■ GIVEN REQUEST
Working from the material below, print the lines from the line holding "Enumerate this chart's" through its final line, inclusive, exactly and with nothing else; pictures are excluded.

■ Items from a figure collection

────

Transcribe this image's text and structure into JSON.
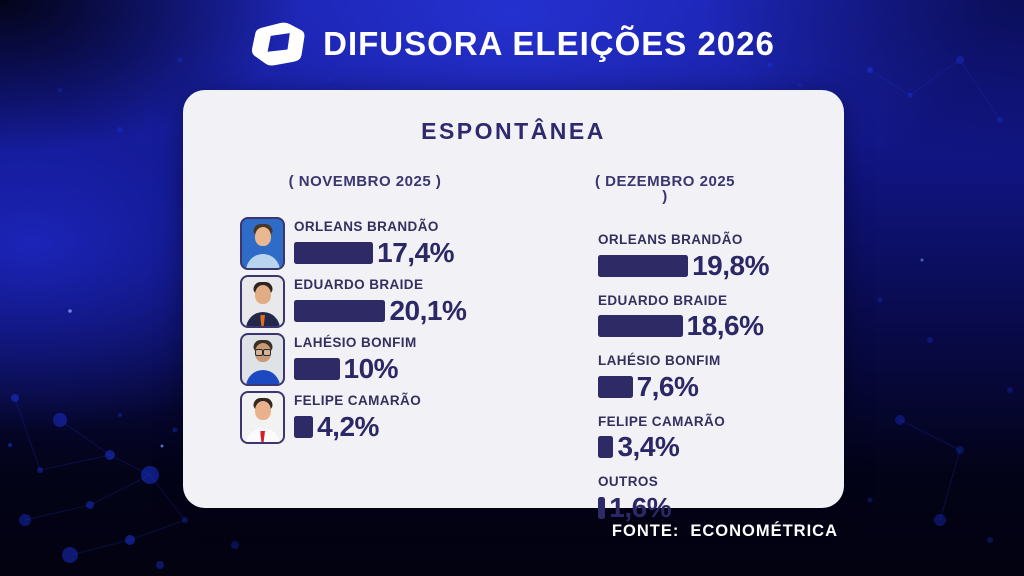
{
  "header": {
    "logo_name": "difusora-logo",
    "title": "DIFUSORA ELEIÇÕES 2026"
  },
  "card": {
    "title": "ESPONTÂNEA",
    "columns": [
      {
        "label": "( NOVEMBRO 2025 )",
        "rows": [
          {
            "name": "ORLEANS BRANDÃO",
            "value": 17.4,
            "value_label": "17,4%",
            "photo": {
              "bg": "#2f6cc8",
              "skin": "#e9b891",
              "hair": "#4a3627",
              "shirt": "#b8d4ee",
              "tie": "",
              "glasses": false
            }
          },
          {
            "name": "EDUARDO BRAIDE",
            "value": 20.1,
            "value_label": "20,1%",
            "photo": {
              "bg": "#e9e9ec",
              "skin": "#e2ac84",
              "hair": "#2e2420",
              "shirt": "#23274b",
              "tie": "#e0701e",
              "glasses": false
            }
          },
          {
            "name": "LAHÉSIO BONFIM",
            "value": 10,
            "value_label": "10%",
            "photo": {
              "bg": "#dfe2e6",
              "skin": "#c89a76",
              "hair": "#3a2e26",
              "shirt": "#1c49c0",
              "tie": "",
              "glasses": true
            }
          },
          {
            "name": "FELIPE CAMARÃO",
            "value": 4.2,
            "value_label": "4,2%",
            "photo": {
              "bg": "#f2f2f2",
              "skin": "#e7b28c",
              "hair": "#33271f",
              "shirt": "#fbfbfb",
              "tie": "#d21f2a",
              "glasses": false
            }
          }
        ]
      },
      {
        "label": "( DEZEMBRO 2025 )",
        "rows": [
          {
            "name": "ORLEANS BRANDÃO",
            "value": 19.8,
            "value_label": "19,8%"
          },
          {
            "name": "EDUARDO BRAIDE",
            "value": 18.6,
            "value_label": "18,6%"
          },
          {
            "name": "LAHÉSIO BONFIM",
            "value": 7.6,
            "value_label": "7,6%"
          },
          {
            "name": "FELIPE CAMARÃO",
            "value": 3.4,
            "value_label": "3,4%"
          },
          {
            "name": "OUTROS",
            "value": 1.6,
            "value_label": "1,6%"
          }
        ]
      }
    ]
  },
  "footer": {
    "source_label": "FONTE:",
    "source_value": "ECONOMÉTRICA"
  },
  "colors": {
    "accent_navy": "#2e2a66",
    "card_bg": "#f1f1f6",
    "background_blue": "#1a23b5",
    "text_white": "#ffffff"
  },
  "chart_data": {
    "type": "bar",
    "orientation": "horizontal",
    "title": "ESPONTÂNEA",
    "unit": "%",
    "categories": [
      "ORLEANS BRANDÃO",
      "EDUARDO BRAIDE",
      "LAHÉSIO BONFIM",
      "FELIPE CAMARÃO",
      "OUTROS"
    ],
    "series": [
      {
        "name": "NOVEMBRO 2025",
        "values": [
          17.4,
          20.1,
          10,
          4.2,
          null
        ]
      },
      {
        "name": "DEZEMBRO 2025",
        "values": [
          19.8,
          18.6,
          7.6,
          3.4,
          1.6
        ]
      }
    ],
    "legend_position": "column-headers",
    "grid": false,
    "source": "ECONOMÉTRICA"
  }
}
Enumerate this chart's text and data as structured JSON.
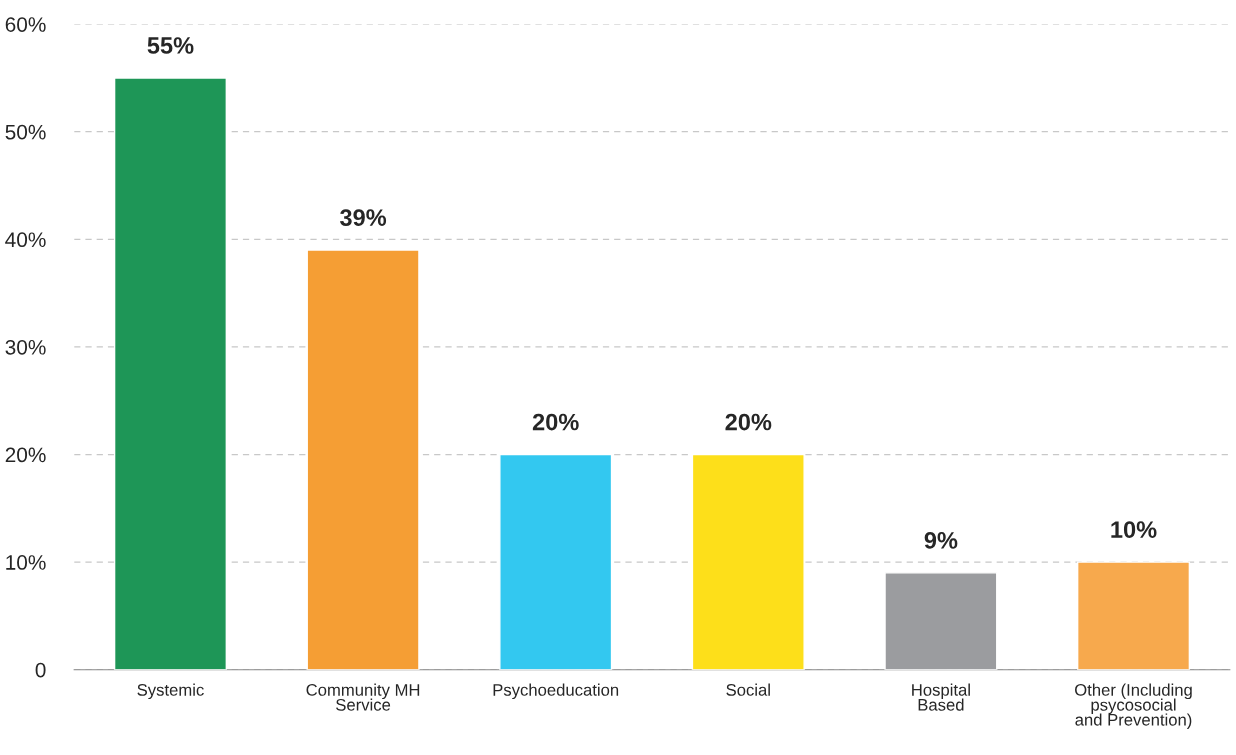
{
  "chart_data": {
    "type": "bar",
    "categories": [
      "Systemic",
      "Community MH\nService",
      "Psychoeducation",
      "Social",
      "Hospital\nBased",
      "Other (Including\npsycosocial\nand Prevention)"
    ],
    "values": [
      55,
      39,
      20,
      20,
      9,
      10
    ],
    "colors": [
      "#1e9657",
      "#f59e34",
      "#33c8f0",
      "#fddf1a",
      "#9b9c9f",
      "#f7a94d"
    ],
    "ylim": [
      0,
      60
    ],
    "yticks": [
      0,
      {
        "value": 10,
        "label": "10%"
      },
      {
        "value": 20,
        "label": "20%"
      },
      {
        "value": 30,
        "label": "30%"
      },
      {
        "value": 40,
        "label": "40%"
      },
      {
        "value": 50,
        "label": "50%"
      },
      {
        "value": 60,
        "label": "60%"
      }
    ],
    "grid": "y",
    "data_labels": true,
    "value_labels": [
      "55%",
      "39%",
      "20%",
      "20%",
      "9%",
      "10%"
    ]
  }
}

────

■ EXERCISE RESPONSE
Enumerate this chart's text and data as structured JSON.
{
  "chart_data": {
    "type": "bar",
    "categories": [
      "Systemic",
      "Community MH\nService",
      "Psychoeducation",
      "Social",
      "Hospital\nBased",
      "Other (Including\npsycosocial\nand Prevention)"
    ],
    "values": [
      55,
      39,
      20,
      20,
      9,
      10
    ],
    "colors": [
      "#1e9657",
      "#f59e34",
      "#33c8f0",
      "#fddf1a",
      "#9b9c9f",
      "#f7a94d"
    ],
    "ylim": [
      0,
      60
    ],
    "yticks": [
      0,
      {
        "value": 10,
        "label": "10%"
      },
      {
        "value": 20,
        "label": "20%"
      },
      {
        "value": 30,
        "label": "30%"
      },
      {
        "value": 40,
        "label": "40%"
      },
      {
        "value": 50,
        "label": "50%"
      },
      {
        "value": 60,
        "label": "60%"
      }
    ],
    "grid": "y",
    "data_labels": true,
    "value_labels": [
      "55%",
      "39%",
      "20%",
      "20%",
      "9%",
      "10%"
    ]
  }
}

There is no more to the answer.